■ Task brief
Using the entries that follow, collect the lines where the word "platespin" appears.

■ Data supplied
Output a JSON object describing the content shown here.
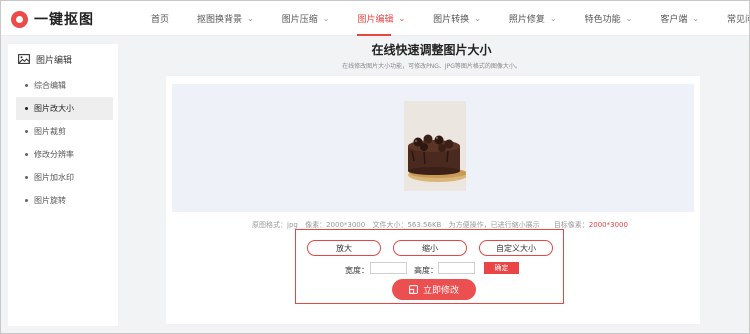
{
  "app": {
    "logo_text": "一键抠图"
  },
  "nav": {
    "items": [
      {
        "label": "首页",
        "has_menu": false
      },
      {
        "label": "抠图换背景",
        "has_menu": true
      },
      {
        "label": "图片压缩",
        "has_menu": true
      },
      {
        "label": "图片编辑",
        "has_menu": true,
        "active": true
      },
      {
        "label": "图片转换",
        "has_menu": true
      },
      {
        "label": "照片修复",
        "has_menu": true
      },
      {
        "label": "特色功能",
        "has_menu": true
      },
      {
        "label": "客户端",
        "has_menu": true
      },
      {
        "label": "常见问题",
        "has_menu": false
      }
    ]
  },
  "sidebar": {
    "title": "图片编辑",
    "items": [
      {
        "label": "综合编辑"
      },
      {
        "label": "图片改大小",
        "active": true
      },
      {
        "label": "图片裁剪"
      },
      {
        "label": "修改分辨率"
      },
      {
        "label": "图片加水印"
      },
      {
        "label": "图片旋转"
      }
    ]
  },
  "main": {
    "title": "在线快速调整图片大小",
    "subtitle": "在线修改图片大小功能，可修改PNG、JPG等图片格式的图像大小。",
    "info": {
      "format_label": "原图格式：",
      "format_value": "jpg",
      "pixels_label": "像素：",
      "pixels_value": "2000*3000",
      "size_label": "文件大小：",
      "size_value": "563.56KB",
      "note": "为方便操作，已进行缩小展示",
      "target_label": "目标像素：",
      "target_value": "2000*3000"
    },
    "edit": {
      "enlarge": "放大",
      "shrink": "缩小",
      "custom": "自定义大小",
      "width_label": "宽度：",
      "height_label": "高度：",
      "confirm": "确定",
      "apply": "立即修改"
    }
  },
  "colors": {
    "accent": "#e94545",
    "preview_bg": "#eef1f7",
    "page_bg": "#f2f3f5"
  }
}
* * *
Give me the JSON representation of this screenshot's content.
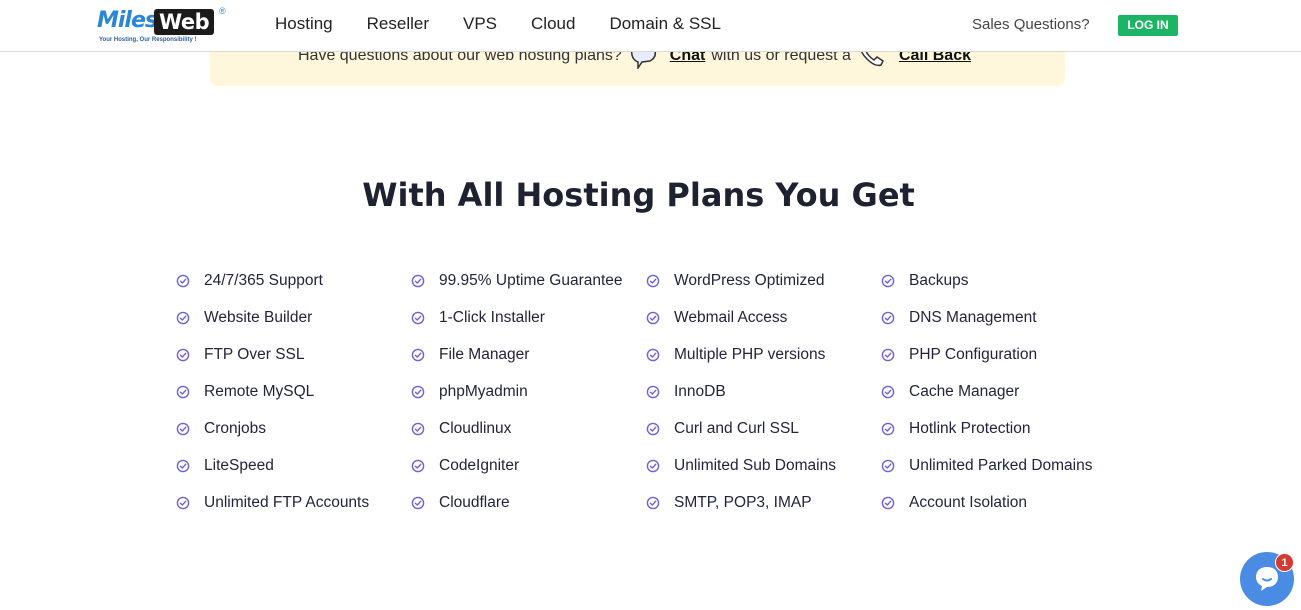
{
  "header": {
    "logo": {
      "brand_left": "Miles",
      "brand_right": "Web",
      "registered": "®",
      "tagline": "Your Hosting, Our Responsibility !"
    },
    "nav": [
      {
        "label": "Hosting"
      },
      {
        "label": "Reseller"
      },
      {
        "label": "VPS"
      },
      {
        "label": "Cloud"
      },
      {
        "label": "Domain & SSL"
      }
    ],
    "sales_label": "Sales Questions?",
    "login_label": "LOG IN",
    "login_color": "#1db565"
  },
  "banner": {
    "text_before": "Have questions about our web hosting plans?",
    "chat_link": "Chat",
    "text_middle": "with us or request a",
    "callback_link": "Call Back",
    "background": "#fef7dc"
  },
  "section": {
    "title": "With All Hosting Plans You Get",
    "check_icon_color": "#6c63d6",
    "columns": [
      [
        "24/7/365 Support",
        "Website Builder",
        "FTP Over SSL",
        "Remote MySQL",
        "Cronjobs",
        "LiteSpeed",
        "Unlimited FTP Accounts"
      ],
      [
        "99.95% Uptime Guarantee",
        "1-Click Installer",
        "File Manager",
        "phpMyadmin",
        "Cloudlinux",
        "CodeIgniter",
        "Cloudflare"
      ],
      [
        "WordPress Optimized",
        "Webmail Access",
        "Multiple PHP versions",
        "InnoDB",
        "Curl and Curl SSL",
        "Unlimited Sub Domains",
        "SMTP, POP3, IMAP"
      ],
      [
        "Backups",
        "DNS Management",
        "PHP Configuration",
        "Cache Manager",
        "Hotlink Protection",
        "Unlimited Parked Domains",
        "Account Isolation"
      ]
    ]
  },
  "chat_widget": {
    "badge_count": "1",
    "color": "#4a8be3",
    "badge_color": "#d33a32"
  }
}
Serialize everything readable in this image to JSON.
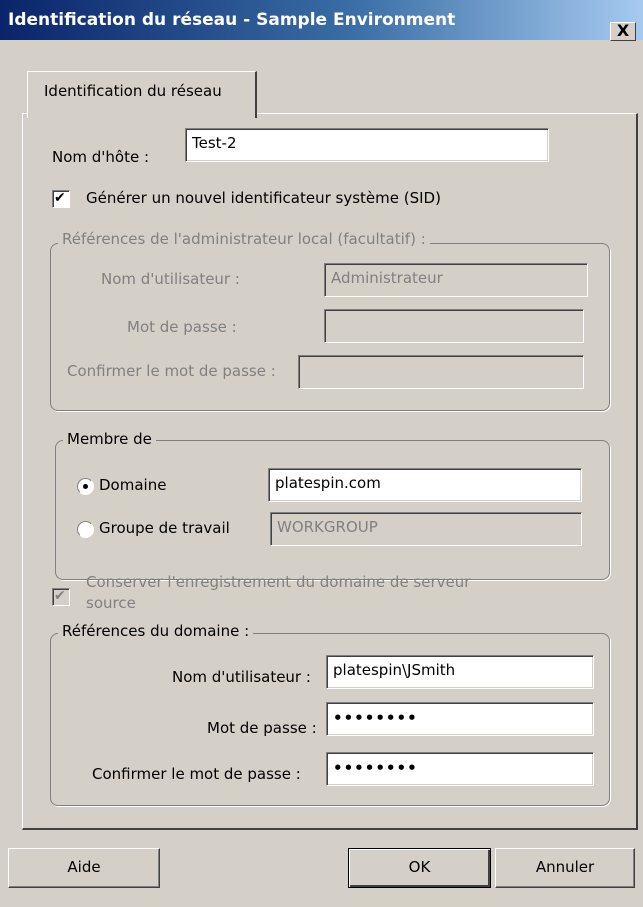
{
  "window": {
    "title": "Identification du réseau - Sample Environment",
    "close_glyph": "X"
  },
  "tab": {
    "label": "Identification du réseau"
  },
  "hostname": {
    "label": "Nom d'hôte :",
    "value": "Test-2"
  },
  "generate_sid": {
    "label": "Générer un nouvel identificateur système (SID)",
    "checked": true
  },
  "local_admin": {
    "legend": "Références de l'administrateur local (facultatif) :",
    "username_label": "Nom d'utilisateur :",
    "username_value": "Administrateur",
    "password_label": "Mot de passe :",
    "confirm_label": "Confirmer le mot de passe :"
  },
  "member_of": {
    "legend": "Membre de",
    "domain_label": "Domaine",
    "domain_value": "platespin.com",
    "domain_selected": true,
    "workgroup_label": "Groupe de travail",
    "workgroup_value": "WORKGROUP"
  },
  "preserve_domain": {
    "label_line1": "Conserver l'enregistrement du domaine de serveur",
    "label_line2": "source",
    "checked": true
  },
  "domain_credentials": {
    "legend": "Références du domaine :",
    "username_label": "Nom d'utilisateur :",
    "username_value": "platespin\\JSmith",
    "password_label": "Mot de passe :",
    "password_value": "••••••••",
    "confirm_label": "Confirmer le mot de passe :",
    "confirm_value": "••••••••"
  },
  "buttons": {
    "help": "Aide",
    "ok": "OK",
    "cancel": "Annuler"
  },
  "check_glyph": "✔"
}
==
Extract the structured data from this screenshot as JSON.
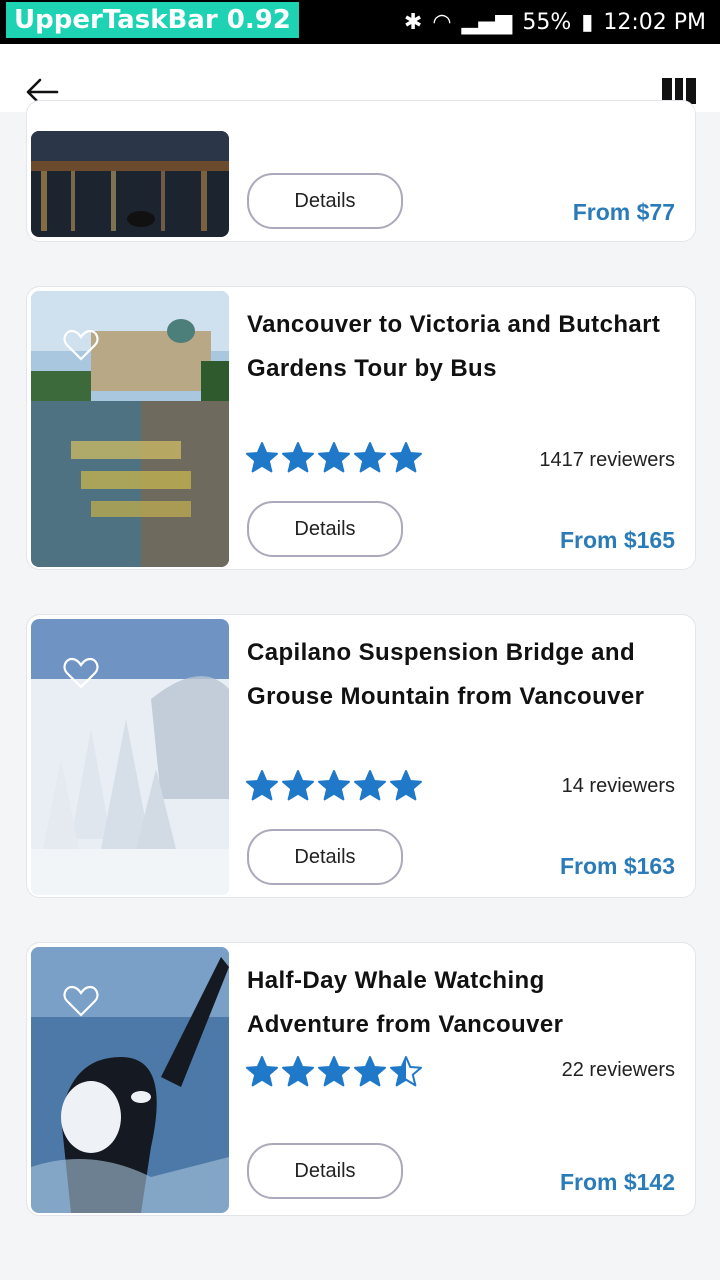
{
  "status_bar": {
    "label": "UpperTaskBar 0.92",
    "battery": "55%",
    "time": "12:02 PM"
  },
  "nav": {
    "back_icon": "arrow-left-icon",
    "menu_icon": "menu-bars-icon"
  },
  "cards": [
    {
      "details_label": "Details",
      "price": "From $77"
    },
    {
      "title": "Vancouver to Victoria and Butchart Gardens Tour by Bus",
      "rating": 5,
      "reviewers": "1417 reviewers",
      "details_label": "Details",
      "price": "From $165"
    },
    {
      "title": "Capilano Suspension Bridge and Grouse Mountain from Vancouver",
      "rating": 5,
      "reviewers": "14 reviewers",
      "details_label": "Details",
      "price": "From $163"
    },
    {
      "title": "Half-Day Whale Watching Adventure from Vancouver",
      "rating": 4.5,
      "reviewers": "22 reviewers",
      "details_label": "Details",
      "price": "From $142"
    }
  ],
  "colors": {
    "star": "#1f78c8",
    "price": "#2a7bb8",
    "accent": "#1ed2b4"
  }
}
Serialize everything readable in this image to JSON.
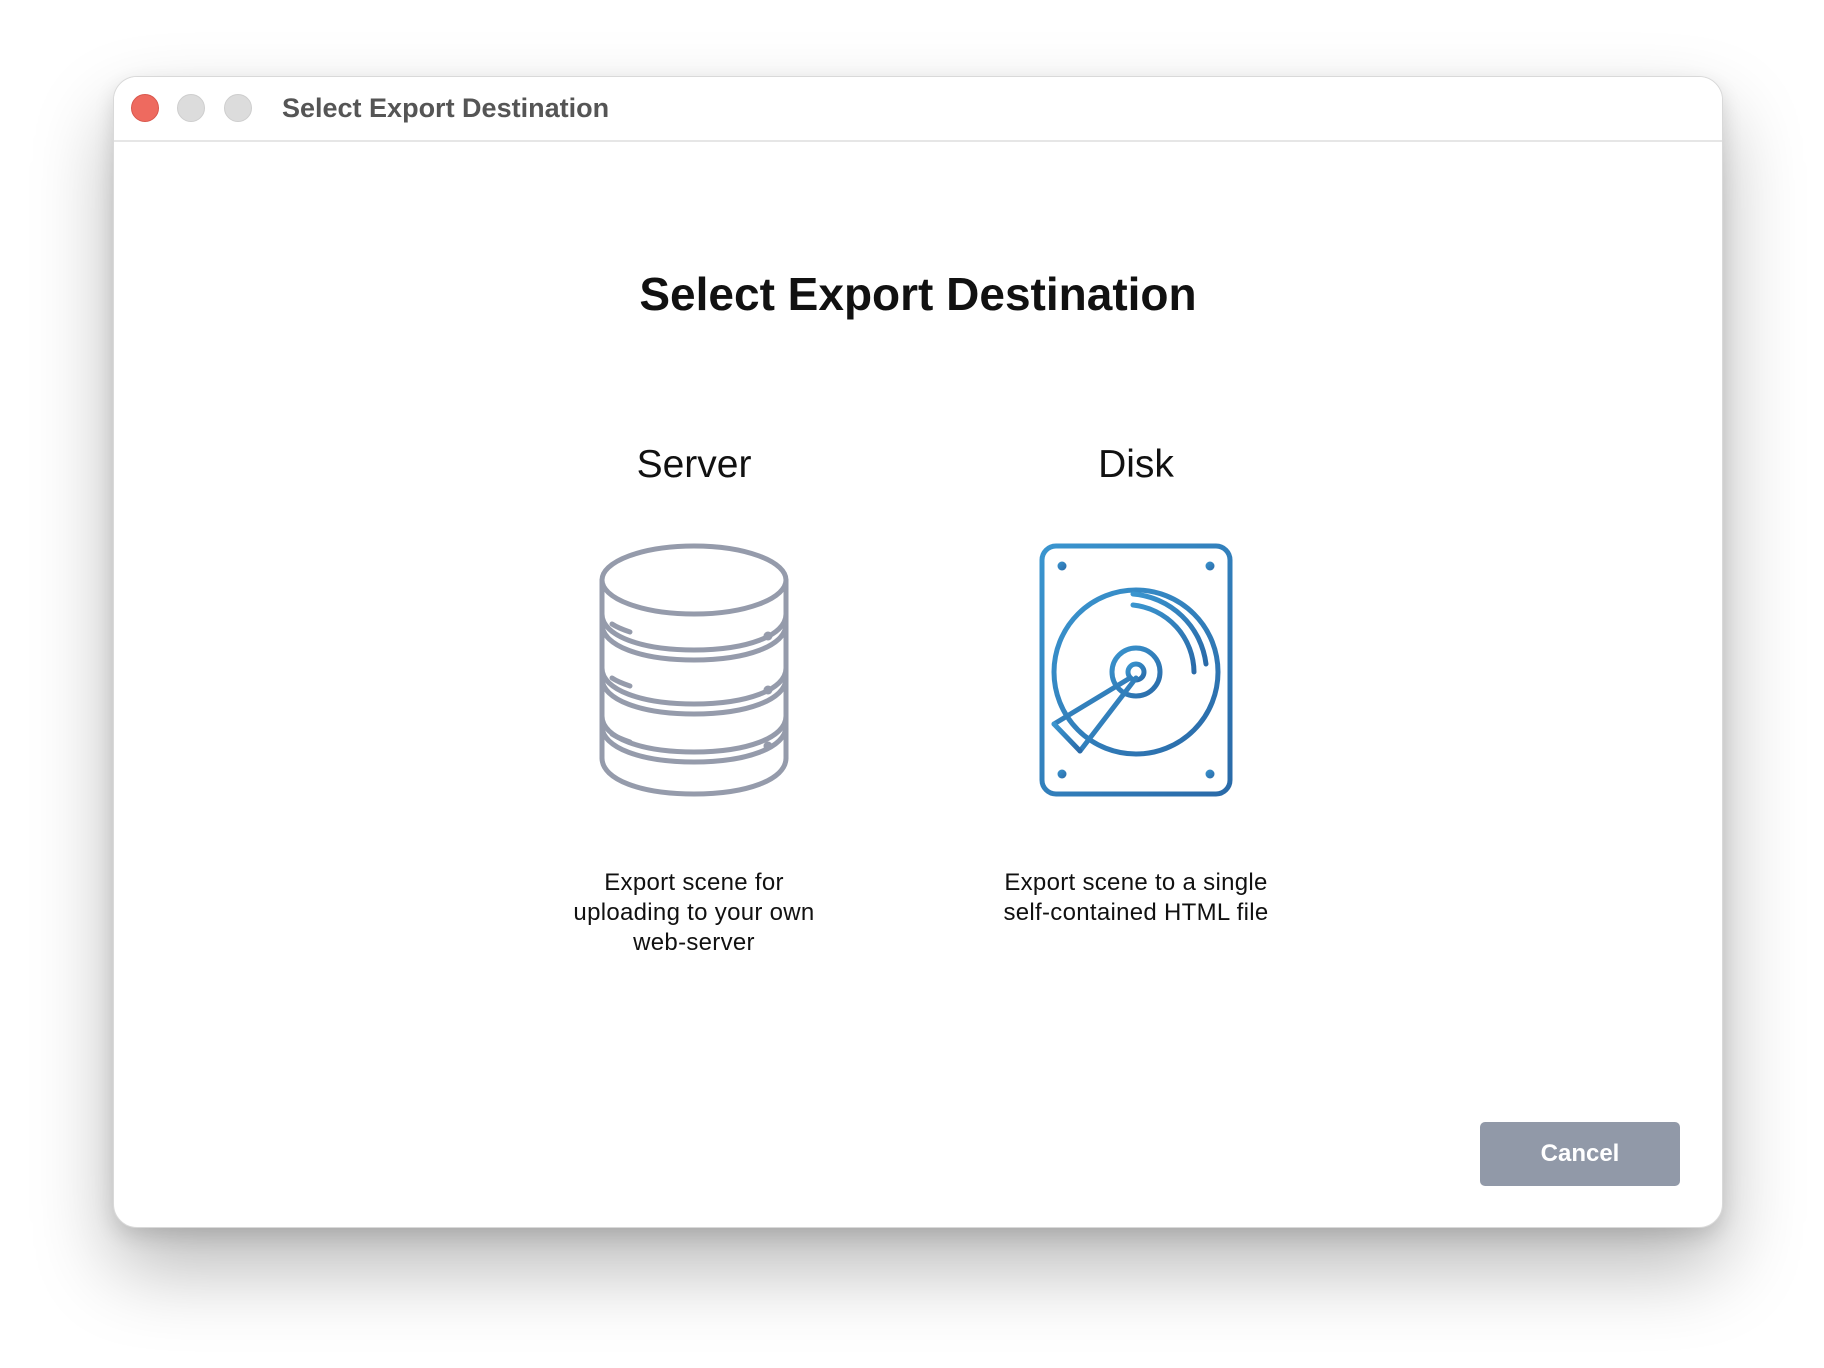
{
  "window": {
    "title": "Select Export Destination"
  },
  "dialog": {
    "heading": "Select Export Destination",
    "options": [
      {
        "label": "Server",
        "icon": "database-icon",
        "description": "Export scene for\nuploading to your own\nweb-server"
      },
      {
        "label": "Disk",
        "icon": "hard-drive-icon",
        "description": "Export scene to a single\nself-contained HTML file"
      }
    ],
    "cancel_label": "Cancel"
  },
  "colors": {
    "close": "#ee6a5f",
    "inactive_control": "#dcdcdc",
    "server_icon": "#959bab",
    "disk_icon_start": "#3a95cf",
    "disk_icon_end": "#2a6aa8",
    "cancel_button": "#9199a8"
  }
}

■ Full response
    "domain_value": "platespin.com",
    "username_value": "platespin\\JSmith",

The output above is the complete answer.